INSTRUCTIONS TO FOLLOW: Among the entries, which lines carry the string "color"? Copy each of them.

(Recorded data)
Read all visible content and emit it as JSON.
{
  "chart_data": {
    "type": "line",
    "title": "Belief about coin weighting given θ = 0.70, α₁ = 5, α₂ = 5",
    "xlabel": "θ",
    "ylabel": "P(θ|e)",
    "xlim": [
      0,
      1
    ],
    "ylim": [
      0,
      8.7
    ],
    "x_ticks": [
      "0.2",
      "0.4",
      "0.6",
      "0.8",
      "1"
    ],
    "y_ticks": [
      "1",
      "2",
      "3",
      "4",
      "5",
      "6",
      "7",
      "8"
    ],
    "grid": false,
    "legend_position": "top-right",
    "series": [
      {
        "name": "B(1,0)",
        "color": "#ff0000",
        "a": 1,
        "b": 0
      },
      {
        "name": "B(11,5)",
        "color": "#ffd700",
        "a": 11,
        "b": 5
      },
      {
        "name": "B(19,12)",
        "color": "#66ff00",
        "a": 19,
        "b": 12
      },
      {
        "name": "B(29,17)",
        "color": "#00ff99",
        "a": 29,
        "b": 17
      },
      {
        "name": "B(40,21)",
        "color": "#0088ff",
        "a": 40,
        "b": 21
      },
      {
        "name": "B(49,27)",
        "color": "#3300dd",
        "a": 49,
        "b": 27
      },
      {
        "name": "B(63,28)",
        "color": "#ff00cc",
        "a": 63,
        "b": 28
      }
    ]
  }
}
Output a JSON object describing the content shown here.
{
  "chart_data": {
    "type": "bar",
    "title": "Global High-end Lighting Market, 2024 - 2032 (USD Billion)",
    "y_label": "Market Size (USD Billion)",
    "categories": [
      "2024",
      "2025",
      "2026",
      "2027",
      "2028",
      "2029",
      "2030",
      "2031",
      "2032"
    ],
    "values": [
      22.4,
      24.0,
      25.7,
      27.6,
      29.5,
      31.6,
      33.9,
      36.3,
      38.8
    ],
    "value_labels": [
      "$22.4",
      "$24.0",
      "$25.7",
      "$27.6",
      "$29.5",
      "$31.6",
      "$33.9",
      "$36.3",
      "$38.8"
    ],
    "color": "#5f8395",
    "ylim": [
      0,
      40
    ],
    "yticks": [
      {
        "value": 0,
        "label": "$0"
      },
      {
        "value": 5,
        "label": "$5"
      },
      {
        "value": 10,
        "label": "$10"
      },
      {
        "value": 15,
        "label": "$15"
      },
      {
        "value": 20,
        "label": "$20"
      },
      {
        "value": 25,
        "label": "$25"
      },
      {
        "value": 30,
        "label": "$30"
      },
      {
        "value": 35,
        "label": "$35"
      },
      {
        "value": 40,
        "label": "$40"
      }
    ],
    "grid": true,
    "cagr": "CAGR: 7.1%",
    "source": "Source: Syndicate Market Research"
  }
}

THE ANSWER:
        "color": "#ff0000",
        "color": "#ffd700",
        "color": "#66ff00",
        "color": "#00ff99",
        "color": "#0088ff",
        "color": "#3300dd",
        "color": "#ff00cc",
    "color": "#5f8395",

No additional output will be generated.